··· Material

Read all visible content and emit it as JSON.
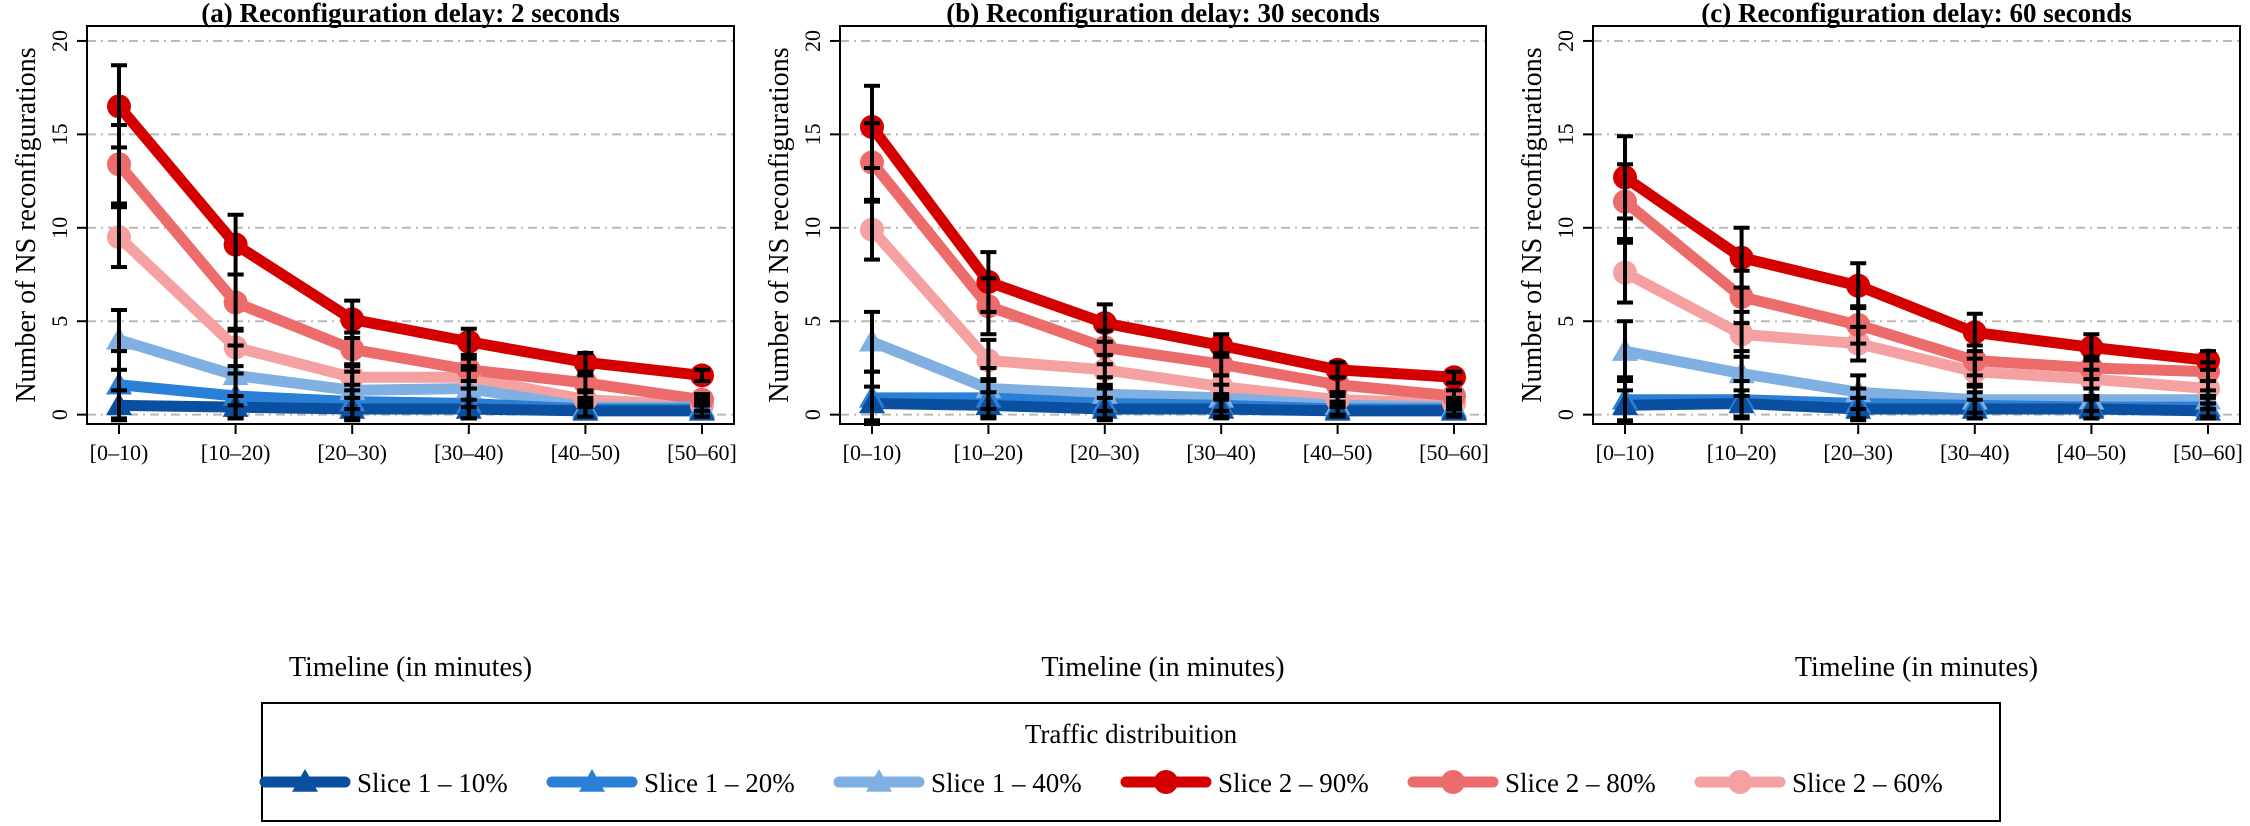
{
  "legend": {
    "title": "Traffic distribuition",
    "entries": [
      {
        "label": "Slice 1 – 10%",
        "color": "#0a4fa0",
        "marker": "triangle"
      },
      {
        "label": "Slice 1 – 20%",
        "color": "#2a7fd6",
        "marker": "triangle"
      },
      {
        "label": "Slice 1 – 40%",
        "color": "#80afe2",
        "marker": "triangle"
      },
      {
        "label": "Slice 2 – 90%",
        "color": "#d40000",
        "marker": "circle"
      },
      {
        "label": "Slice 2 – 80%",
        "color": "#ec6b6b",
        "marker": "circle"
      },
      {
        "label": "Slice 2 – 60%",
        "color": "#f5a1a1",
        "marker": "circle"
      }
    ]
  },
  "chart_data": [
    {
      "type": "line",
      "title": "(a) Reconfiguration delay: 2 seconds",
      "xlabel": "Timeline (in minutes)",
      "ylabel": "Number of NS reconfigurations",
      "categories": [
        "[0–10)",
        "[10–20)",
        "[20–30)",
        "[30–40)",
        "[40–50)",
        "[50–60]"
      ],
      "ylim": [
        -0.5,
        20.8
      ],
      "yticks": [
        0,
        5,
        10,
        15,
        20
      ],
      "grid": "horizontal dash-dot",
      "series": [
        {
          "name": "Slice 1 – 10%",
          "values": [
            0.5,
            0.4,
            0.3,
            0.3,
            0.2,
            0.2
          ],
          "err": [
            0.8,
            0.6,
            0.6,
            0.5,
            0.3,
            0.3
          ]
        },
        {
          "name": "Slice 1 – 20%",
          "values": [
            1.6,
            1.0,
            0.7,
            0.6,
            0.3,
            0.3
          ],
          "err": [
            1.8,
            1.2,
            0.9,
            0.8,
            0.4,
            0.4
          ]
        },
        {
          "name": "Slice 1 – 40%",
          "values": [
            4.0,
            2.1,
            1.3,
            1.4,
            0.4,
            0.4
          ],
          "err": [
            1.6,
            1.6,
            1.0,
            1.0,
            0.5,
            0.5
          ]
        },
        {
          "name": "Slice 2 – 90%",
          "values": [
            16.5,
            9.1,
            5.1,
            3.9,
            2.8,
            2.1
          ],
          "err": [
            2.2,
            1.6,
            1.0,
            0.7,
            0.5,
            0.3
          ]
        },
        {
          "name": "Slice 2 – 80%",
          "values": [
            13.4,
            6.0,
            3.5,
            2.4,
            1.7,
            0.8
          ],
          "err": [
            2.1,
            1.5,
            0.9,
            0.6,
            0.4,
            0.3
          ]
        },
        {
          "name": "Slice 2 – 60%",
          "values": [
            9.5,
            3.6,
            2.0,
            2.0,
            0.8,
            0.5
          ],
          "err": [
            1.6,
            1.0,
            0.7,
            0.6,
            0.4,
            0.3
          ]
        }
      ]
    },
    {
      "type": "line",
      "title": "(b) Reconfiguration delay: 30 seconds",
      "xlabel": "Timeline (in minutes)",
      "ylabel": "Number of NS reconfigurations",
      "categories": [
        "[0–10)",
        "[10–20)",
        "[20–30)",
        "[30–40)",
        "[40–50)",
        "[50–60]"
      ],
      "ylim": [
        -0.5,
        20.8
      ],
      "yticks": [
        0,
        5,
        10,
        15,
        20
      ],
      "grid": "horizontal dash-dot",
      "series": [
        {
          "name": "Slice 1 – 10%",
          "values": [
            0.6,
            0.5,
            0.3,
            0.3,
            0.2,
            0.2
          ],
          "err": [
            0.9,
            0.7,
            0.6,
            0.5,
            0.3,
            0.3
          ]
        },
        {
          "name": "Slice 1 – 20%",
          "values": [
            0.9,
            0.9,
            0.6,
            0.5,
            0.3,
            0.3
          ],
          "err": [
            1.4,
            1.0,
            0.8,
            0.6,
            0.4,
            0.4
          ]
        },
        {
          "name": "Slice 1 – 40%",
          "values": [
            3.9,
            1.4,
            1.1,
            0.9,
            0.5,
            0.4
          ],
          "err": [
            1.6,
            1.1,
            0.9,
            0.7,
            0.5,
            0.4
          ]
        },
        {
          "name": "Slice 2 – 90%",
          "values": [
            15.4,
            7.1,
            4.9,
            3.7,
            2.4,
            2.0
          ],
          "err": [
            2.2,
            1.6,
            1.0,
            0.6,
            0.4,
            0.3
          ]
        },
        {
          "name": "Slice 2 – 80%",
          "values": [
            13.5,
            5.8,
            3.6,
            2.7,
            1.6,
            1.0
          ],
          "err": [
            2.1,
            1.5,
            0.9,
            0.6,
            0.4,
            0.3
          ]
        },
        {
          "name": "Slice 2 – 60%",
          "values": [
            9.9,
            2.9,
            2.4,
            1.5,
            0.8,
            0.6
          ],
          "err": [
            1.6,
            1.1,
            0.8,
            0.6,
            0.4,
            0.3
          ]
        }
      ]
    },
    {
      "type": "line",
      "title": "(c) Reconfiguration delay: 60 seconds",
      "xlabel": "Timeline (in minutes)",
      "ylabel": "Number of NS reconfigurations",
      "categories": [
        "[0–10)",
        "[10–20)",
        "[20–30)",
        "[30–40)",
        "[40–50)",
        "[50–60]"
      ],
      "ylim": [
        -0.5,
        20.8
      ],
      "yticks": [
        0,
        5,
        10,
        15,
        20
      ],
      "grid": "horizontal dash-dot",
      "series": [
        {
          "name": "Slice 1 – 10%",
          "values": [
            0.5,
            0.6,
            0.3,
            0.3,
            0.3,
            0.2
          ],
          "err": [
            0.8,
            0.7,
            0.6,
            0.5,
            0.5,
            0.4
          ]
        },
        {
          "name": "Slice 1 – 20%",
          "values": [
            0.8,
            0.8,
            0.6,
            0.5,
            0.4,
            0.4
          ],
          "err": [
            1.2,
            1.0,
            0.8,
            0.7,
            0.6,
            0.5
          ]
        },
        {
          "name": "Slice 1 – 40%",
          "values": [
            3.4,
            2.2,
            1.2,
            0.8,
            0.8,
            0.8
          ],
          "err": [
            1.6,
            1.2,
            0.9,
            0.7,
            0.6,
            0.5
          ]
        },
        {
          "name": "Slice 2 – 90%",
          "values": [
            12.7,
            8.4,
            6.9,
            4.4,
            3.6,
            2.9
          ],
          "err": [
            2.2,
            1.6,
            1.2,
            1.0,
            0.7,
            0.5
          ]
        },
        {
          "name": "Slice 2 – 80%",
          "values": [
            11.4,
            6.3,
            4.8,
            2.9,
            2.5,
            2.3
          ],
          "err": [
            2.0,
            1.4,
            1.0,
            0.8,
            0.6,
            0.5
          ]
        },
        {
          "name": "Slice 2 – 60%",
          "values": [
            7.6,
            4.3,
            3.8,
            2.3,
            1.9,
            1.4
          ],
          "err": [
            1.6,
            1.2,
            0.9,
            0.7,
            0.5,
            0.4
          ]
        }
      ]
    }
  ]
}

······

Output the records above exactly; leave out the pictures.

Read all visible content and emit it as JSON.
{
  "legend": {
    "title": "Traffic distribuition",
    "entries": [
      {
        "label": "Slice 1 – 10%",
        "color": "#0a4fa0",
        "marker": "triangle"
      },
      {
        "label": "Slice 1 – 20%",
        "color": "#2a7fd6",
        "marker": "triangle"
      },
      {
        "label": "Slice 1 – 40%",
        "color": "#80afe2",
        "marker": "triangle"
      },
      {
        "label": "Slice 2 – 90%",
        "color": "#d40000",
        "marker": "circle"
      },
      {
        "label": "Slice 2 – 80%",
        "color": "#ec6b6b",
        "marker": "circle"
      },
      {
        "label": "Slice 2 – 60%",
        "color": "#f5a1a1",
        "marker": "circle"
      }
    ]
  },
  "chart_data": [
    {
      "type": "line",
      "title": "(a) Reconfiguration delay: 2 seconds",
      "xlabel": "Timeline (in minutes)",
      "ylabel": "Number of NS reconfigurations",
      "categories": [
        "[0–10)",
        "[10–20)",
        "[20–30)",
        "[30–40)",
        "[40–50)",
        "[50–60]"
      ],
      "ylim": [
        -0.5,
        20.8
      ],
      "yticks": [
        0,
        5,
        10,
        15,
        20
      ],
      "grid": "horizontal dash-dot",
      "series": [
        {
          "name": "Slice 1 – 10%",
          "values": [
            0.5,
            0.4,
            0.3,
            0.3,
            0.2,
            0.2
          ],
          "err": [
            0.8,
            0.6,
            0.6,
            0.5,
            0.3,
            0.3
          ]
        },
        {
          "name": "Slice 1 – 20%",
          "values": [
            1.6,
            1.0,
            0.7,
            0.6,
            0.3,
            0.3
          ],
          "err": [
            1.8,
            1.2,
            0.9,
            0.8,
            0.4,
            0.4
          ]
        },
        {
          "name": "Slice 1 – 40%",
          "values": [
            4.0,
            2.1,
            1.3,
            1.4,
            0.4,
            0.4
          ],
          "err": [
            1.6,
            1.6,
            1.0,
            1.0,
            0.5,
            0.5
          ]
        },
        {
          "name": "Slice 2 – 90%",
          "values": [
            16.5,
            9.1,
            5.1,
            3.9,
            2.8,
            2.1
          ],
          "err": [
            2.2,
            1.6,
            1.0,
            0.7,
            0.5,
            0.3
          ]
        },
        {
          "name": "Slice 2 – 80%",
          "values": [
            13.4,
            6.0,
            3.5,
            2.4,
            1.7,
            0.8
          ],
          "err": [
            2.1,
            1.5,
            0.9,
            0.6,
            0.4,
            0.3
          ]
        },
        {
          "name": "Slice 2 – 60%",
          "values": [
            9.5,
            3.6,
            2.0,
            2.0,
            0.8,
            0.5
          ],
          "err": [
            1.6,
            1.0,
            0.7,
            0.6,
            0.4,
            0.3
          ]
        }
      ]
    },
    {
      "type": "line",
      "title": "(b) Reconfiguration delay: 30 seconds",
      "xlabel": "Timeline (in minutes)",
      "ylabel": "Number of NS reconfigurations",
      "categories": [
        "[0–10)",
        "[10–20)",
        "[20–30)",
        "[30–40)",
        "[40–50)",
        "[50–60]"
      ],
      "ylim": [
        -0.5,
        20.8
      ],
      "yticks": [
        0,
        5,
        10,
        15,
        20
      ],
      "grid": "horizontal dash-dot",
      "series": [
        {
          "name": "Slice 1 – 10%",
          "values": [
            0.6,
            0.5,
            0.3,
            0.3,
            0.2,
            0.2
          ],
          "err": [
            0.9,
            0.7,
            0.6,
            0.5,
            0.3,
            0.3
          ]
        },
        {
          "name": "Slice 1 – 20%",
          "values": [
            0.9,
            0.9,
            0.6,
            0.5,
            0.3,
            0.3
          ],
          "err": [
            1.4,
            1.0,
            0.8,
            0.6,
            0.4,
            0.4
          ]
        },
        {
          "name": "Slice 1 – 40%",
          "values": [
            3.9,
            1.4,
            1.1,
            0.9,
            0.5,
            0.4
          ],
          "err": [
            1.6,
            1.1,
            0.9,
            0.7,
            0.5,
            0.4
          ]
        },
        {
          "name": "Slice 2 – 90%",
          "values": [
            15.4,
            7.1,
            4.9,
            3.7,
            2.4,
            2.0
          ],
          "err": [
            2.2,
            1.6,
            1.0,
            0.6,
            0.4,
            0.3
          ]
        },
        {
          "name": "Slice 2 – 80%",
          "values": [
            13.5,
            5.8,
            3.6,
            2.7,
            1.6,
            1.0
          ],
          "err": [
            2.1,
            1.5,
            0.9,
            0.6,
            0.4,
            0.3
          ]
        },
        {
          "name": "Slice 2 – 60%",
          "values": [
            9.9,
            2.9,
            2.4,
            1.5,
            0.8,
            0.6
          ],
          "err": [
            1.6,
            1.1,
            0.8,
            0.6,
            0.4,
            0.3
          ]
        }
      ]
    },
    {
      "type": "line",
      "title": "(c) Reconfiguration delay: 60 seconds",
      "xlabel": "Timeline (in minutes)",
      "ylabel": "Number of NS reconfigurations",
      "categories": [
        "[0–10)",
        "[10–20)",
        "[20–30)",
        "[30–40)",
        "[40–50)",
        "[50–60]"
      ],
      "ylim": [
        -0.5,
        20.8
      ],
      "yticks": [
        0,
        5,
        10,
        15,
        20
      ],
      "grid": "horizontal dash-dot",
      "series": [
        {
          "name": "Slice 1 – 10%",
          "values": [
            0.5,
            0.6,
            0.3,
            0.3,
            0.3,
            0.2
          ],
          "err": [
            0.8,
            0.7,
            0.6,
            0.5,
            0.5,
            0.4
          ]
        },
        {
          "name": "Slice 1 – 20%",
          "values": [
            0.8,
            0.8,
            0.6,
            0.5,
            0.4,
            0.4
          ],
          "err": [
            1.2,
            1.0,
            0.8,
            0.7,
            0.6,
            0.5
          ]
        },
        {
          "name": "Slice 1 – 40%",
          "values": [
            3.4,
            2.2,
            1.2,
            0.8,
            0.8,
            0.8
          ],
          "err": [
            1.6,
            1.2,
            0.9,
            0.7,
            0.6,
            0.5
          ]
        },
        {
          "name": "Slice 2 – 90%",
          "values": [
            12.7,
            8.4,
            6.9,
            4.4,
            3.6,
            2.9
          ],
          "err": [
            2.2,
            1.6,
            1.2,
            1.0,
            0.7,
            0.5
          ]
        },
        {
          "name": "Slice 2 – 80%",
          "values": [
            11.4,
            6.3,
            4.8,
            2.9,
            2.5,
            2.3
          ],
          "err": [
            2.0,
            1.4,
            1.0,
            0.8,
            0.6,
            0.5
          ]
        },
        {
          "name": "Slice 2 – 60%",
          "values": [
            7.6,
            4.3,
            3.8,
            2.3,
            1.9,
            1.4
          ],
          "err": [
            1.6,
            1.2,
            0.9,
            0.7,
            0.5,
            0.4
          ]
        }
      ]
    }
  ]
}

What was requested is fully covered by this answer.